Scan the lines below for the word "xlabel". Copy each line you find it in.

(Source records)
----
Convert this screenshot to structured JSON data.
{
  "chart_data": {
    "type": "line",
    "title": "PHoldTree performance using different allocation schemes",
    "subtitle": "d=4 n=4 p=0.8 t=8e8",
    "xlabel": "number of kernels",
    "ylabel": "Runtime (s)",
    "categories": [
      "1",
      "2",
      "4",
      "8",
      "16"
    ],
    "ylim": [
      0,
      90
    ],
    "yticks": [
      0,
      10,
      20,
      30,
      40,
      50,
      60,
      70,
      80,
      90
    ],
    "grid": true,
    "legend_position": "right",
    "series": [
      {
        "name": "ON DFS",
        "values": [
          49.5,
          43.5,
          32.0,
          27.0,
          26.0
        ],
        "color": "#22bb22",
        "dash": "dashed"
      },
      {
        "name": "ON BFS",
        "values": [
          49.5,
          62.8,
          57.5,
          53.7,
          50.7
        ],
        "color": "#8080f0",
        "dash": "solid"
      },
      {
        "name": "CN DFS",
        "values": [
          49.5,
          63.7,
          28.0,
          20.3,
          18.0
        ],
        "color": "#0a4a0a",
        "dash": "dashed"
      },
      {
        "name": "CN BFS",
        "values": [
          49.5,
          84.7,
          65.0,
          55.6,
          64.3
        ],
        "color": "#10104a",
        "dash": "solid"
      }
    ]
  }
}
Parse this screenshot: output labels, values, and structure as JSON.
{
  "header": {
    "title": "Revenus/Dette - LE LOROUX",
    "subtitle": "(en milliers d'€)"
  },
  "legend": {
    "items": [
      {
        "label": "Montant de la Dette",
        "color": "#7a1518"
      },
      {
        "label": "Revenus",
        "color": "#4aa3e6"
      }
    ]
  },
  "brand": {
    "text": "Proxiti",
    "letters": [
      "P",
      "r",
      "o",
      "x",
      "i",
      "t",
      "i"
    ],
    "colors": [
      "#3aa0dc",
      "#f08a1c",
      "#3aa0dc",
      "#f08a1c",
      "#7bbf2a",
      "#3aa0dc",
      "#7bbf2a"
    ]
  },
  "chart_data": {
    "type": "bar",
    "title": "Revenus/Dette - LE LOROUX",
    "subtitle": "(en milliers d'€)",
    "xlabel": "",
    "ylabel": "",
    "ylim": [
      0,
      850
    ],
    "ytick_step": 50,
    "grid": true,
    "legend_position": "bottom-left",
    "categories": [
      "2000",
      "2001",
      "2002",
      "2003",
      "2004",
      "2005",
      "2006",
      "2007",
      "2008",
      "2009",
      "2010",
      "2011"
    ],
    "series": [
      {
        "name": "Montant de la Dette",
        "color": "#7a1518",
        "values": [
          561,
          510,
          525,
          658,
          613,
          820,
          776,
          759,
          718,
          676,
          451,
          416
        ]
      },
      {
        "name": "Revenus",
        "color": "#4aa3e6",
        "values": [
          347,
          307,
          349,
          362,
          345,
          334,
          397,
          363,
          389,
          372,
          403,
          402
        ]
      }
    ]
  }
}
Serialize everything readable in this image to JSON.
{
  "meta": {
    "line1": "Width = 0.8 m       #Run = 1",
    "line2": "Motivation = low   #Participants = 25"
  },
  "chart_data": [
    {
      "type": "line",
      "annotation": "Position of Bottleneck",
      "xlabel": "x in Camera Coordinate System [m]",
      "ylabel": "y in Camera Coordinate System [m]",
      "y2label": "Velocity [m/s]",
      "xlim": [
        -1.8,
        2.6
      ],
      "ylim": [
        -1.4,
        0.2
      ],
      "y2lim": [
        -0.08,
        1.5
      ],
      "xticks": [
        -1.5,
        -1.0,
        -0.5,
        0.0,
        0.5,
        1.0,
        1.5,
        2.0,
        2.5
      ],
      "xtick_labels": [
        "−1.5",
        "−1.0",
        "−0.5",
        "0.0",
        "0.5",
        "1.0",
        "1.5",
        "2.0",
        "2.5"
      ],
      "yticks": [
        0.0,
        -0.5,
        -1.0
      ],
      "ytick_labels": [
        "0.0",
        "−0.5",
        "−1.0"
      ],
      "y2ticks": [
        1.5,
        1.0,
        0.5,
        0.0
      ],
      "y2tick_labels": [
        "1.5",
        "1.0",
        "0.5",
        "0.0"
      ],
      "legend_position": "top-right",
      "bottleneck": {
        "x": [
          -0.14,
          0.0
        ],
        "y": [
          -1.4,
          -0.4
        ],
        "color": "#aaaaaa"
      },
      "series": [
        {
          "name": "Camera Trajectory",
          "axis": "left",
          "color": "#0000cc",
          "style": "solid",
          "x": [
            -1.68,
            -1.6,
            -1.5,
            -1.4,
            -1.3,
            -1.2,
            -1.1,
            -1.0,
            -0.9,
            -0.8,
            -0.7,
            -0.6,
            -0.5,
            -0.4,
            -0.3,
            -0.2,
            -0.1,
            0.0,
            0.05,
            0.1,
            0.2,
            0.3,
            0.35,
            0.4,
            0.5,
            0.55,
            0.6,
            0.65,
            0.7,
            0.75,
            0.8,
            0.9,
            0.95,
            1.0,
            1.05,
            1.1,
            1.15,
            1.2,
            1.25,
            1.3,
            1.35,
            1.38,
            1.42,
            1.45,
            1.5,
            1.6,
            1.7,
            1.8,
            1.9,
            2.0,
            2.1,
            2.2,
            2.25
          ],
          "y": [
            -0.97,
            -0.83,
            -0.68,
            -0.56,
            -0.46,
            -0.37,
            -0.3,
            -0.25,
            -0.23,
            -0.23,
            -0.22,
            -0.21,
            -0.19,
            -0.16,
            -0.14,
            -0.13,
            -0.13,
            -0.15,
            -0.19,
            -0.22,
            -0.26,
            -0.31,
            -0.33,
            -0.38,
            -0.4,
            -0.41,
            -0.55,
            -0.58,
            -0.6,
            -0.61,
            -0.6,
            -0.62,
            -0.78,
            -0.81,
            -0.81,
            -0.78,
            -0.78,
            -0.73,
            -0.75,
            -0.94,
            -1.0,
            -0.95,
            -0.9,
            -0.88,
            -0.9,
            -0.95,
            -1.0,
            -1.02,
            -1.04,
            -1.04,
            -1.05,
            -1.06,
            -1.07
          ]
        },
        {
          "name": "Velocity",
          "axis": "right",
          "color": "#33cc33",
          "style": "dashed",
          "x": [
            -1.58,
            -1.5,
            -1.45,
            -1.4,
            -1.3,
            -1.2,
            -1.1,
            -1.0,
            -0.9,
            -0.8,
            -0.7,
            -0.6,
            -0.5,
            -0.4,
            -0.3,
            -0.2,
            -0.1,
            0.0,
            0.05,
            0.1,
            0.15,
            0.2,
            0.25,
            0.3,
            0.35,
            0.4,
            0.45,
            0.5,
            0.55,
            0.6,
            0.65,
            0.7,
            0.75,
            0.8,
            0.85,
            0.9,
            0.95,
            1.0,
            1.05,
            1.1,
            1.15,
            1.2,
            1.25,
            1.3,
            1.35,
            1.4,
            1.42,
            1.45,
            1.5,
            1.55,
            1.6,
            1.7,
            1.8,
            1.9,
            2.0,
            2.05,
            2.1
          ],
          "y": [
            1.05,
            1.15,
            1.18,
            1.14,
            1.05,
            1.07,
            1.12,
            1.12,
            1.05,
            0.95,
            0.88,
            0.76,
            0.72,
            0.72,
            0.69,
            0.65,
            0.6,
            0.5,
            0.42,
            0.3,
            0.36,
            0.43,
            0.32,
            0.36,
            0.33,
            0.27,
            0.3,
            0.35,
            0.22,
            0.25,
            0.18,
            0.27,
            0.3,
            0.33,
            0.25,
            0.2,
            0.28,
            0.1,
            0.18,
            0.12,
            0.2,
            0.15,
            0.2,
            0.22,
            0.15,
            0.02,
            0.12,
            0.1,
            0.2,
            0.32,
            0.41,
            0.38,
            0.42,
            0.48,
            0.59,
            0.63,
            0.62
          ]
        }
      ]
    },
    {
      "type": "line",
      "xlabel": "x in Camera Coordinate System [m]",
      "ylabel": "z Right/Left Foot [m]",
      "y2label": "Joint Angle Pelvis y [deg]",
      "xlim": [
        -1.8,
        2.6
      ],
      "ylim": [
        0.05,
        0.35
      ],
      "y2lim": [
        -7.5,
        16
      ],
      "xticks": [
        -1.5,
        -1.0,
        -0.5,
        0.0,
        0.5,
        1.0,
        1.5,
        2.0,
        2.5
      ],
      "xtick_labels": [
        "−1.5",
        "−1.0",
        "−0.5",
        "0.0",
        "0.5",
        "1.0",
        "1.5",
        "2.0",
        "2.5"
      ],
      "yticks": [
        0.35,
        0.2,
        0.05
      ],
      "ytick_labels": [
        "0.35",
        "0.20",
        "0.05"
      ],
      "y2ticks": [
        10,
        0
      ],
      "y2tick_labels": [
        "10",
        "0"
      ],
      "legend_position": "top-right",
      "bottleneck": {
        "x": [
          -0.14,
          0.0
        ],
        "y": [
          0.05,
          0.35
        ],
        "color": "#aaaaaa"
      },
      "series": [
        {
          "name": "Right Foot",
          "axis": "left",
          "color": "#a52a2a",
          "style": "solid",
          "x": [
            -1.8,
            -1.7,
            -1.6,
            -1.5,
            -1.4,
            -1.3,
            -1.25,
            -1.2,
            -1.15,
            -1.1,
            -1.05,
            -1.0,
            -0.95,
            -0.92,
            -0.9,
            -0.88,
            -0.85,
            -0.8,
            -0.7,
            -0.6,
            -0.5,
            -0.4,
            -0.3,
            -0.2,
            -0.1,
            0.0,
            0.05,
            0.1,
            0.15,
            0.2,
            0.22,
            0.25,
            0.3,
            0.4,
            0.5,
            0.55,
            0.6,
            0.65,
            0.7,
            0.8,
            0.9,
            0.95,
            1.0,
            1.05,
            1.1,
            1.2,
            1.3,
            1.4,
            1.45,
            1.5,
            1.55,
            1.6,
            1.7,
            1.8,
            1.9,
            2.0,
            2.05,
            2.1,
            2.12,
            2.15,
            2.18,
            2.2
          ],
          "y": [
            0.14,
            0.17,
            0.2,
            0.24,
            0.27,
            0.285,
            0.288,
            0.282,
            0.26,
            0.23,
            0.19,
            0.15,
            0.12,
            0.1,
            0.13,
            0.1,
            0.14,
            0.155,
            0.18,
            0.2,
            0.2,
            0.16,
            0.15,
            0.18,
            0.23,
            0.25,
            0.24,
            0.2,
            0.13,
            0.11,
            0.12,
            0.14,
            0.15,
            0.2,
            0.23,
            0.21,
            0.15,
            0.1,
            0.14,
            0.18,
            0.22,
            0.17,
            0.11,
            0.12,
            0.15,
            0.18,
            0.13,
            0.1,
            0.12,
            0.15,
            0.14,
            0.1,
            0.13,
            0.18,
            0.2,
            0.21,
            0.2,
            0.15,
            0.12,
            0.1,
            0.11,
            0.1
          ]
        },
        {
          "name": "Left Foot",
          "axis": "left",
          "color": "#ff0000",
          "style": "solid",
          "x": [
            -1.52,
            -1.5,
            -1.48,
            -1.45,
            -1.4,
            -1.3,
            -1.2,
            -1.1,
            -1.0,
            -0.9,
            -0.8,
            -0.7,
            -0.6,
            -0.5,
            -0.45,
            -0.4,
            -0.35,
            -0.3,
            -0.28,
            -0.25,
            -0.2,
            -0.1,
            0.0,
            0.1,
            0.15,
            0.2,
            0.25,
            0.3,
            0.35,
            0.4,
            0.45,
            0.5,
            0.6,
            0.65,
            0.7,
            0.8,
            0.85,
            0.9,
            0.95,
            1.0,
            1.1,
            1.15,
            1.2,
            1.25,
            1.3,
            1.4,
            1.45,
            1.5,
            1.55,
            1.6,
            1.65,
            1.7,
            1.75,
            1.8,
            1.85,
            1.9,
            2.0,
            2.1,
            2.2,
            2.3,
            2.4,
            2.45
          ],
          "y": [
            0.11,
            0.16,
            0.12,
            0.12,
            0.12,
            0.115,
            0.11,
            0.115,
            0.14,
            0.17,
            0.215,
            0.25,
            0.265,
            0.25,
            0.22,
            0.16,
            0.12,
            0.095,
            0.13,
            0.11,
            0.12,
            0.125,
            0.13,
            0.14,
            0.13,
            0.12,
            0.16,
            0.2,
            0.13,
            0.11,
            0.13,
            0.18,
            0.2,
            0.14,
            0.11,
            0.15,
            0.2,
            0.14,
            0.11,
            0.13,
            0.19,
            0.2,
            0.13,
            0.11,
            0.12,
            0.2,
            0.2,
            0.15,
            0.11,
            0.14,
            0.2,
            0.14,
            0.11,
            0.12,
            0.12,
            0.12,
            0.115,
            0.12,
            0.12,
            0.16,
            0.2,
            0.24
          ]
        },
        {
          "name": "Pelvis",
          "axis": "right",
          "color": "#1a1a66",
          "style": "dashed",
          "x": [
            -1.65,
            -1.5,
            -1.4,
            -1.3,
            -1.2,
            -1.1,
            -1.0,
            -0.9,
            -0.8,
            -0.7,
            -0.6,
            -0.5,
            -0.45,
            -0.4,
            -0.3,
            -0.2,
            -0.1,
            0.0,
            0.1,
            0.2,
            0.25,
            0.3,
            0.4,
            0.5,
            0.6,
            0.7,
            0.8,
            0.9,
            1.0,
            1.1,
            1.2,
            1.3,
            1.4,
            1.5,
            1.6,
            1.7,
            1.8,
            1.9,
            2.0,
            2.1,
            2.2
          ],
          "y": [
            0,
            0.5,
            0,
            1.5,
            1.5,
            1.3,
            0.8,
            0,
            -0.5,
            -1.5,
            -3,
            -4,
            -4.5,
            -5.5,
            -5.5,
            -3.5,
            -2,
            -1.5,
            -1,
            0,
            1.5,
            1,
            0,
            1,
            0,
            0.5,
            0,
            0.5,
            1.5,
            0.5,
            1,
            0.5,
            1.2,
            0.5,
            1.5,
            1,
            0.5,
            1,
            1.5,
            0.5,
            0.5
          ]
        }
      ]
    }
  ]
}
----
* [Correct output]
    "xlabel": "number of kernels",
    "xlabel": "",
      "xlabel": "x in Camera Coordinate System [m]",
      "xlabel": "x in Camera Coordinate System [m]",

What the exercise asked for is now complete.